[Document page records]
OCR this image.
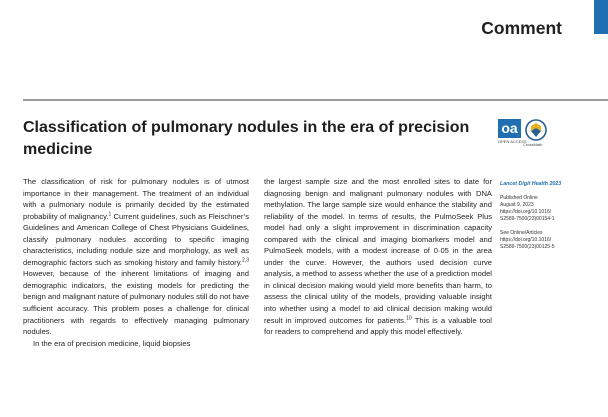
Comment
Classification of pulmonary nodules in the era of precision medicine
oa
OPEN ACCESS
CrossMark

The classification of risk for pulmonary nodules is of utmost importance in their management. The treatment of an individual with a pulmonary nodule is primarily decided by the estimated probability of malignancy.$^1$ Current guidelines, such as Fleischner’s Guidelines and American College of Chest Physicians Guidelines, classify pulmonary nodules according to specific imaging characteristics, including nodule size and morphology, as well as demographic factors such as smoking history and family history.$^{2,3}$ However, because of the inherent limitations of imaging and demographic indicators, the existing models for predicting the benign and malignant nature of pulmonary nodules still do not have sufficient accuracy. This problem poses a challenge for clinical practitioners with regards to effectively managing pulmonary nodules.

In the era of precision medicine, liquid biopsies

the largest sample size and the most enrolled sites to date for diagnosing benign and malignant pulmonary nodules with DNA methylation. The large sample size would enhance the stability and reliability of the model. In terms of results, the PulmoSeek Plus model had only a slight improvement in discrimination capacity compared with the clinical and imaging biomarkers model and PulmoSeek models, with a modest increase of 0·05 in the area under the curve. However, the authors used decision curve analysis, a method to assess whether the use of a prediction model in clinical decision making would yield more benefits than harm, to assess the clinical utility of the models, providing valuable insight into whether using a model to aid clinical decision making would result in improved outcomes for patients.$^{10}$ This is a valuable tool for readers to comprehend and apply this model effectively.

Lancet Digit Health 2023
Published Online
August 9, 2023
https://doi.org/10.1016/
S2589-7500(23)00154-1
See Online/Articles
https://doi.org/10.1016/
S2589-7500(23)00125-5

Activity: Report the number of lines in the entries that hold the word "medicine". Nothing else is wanted.

Answer to this task: 2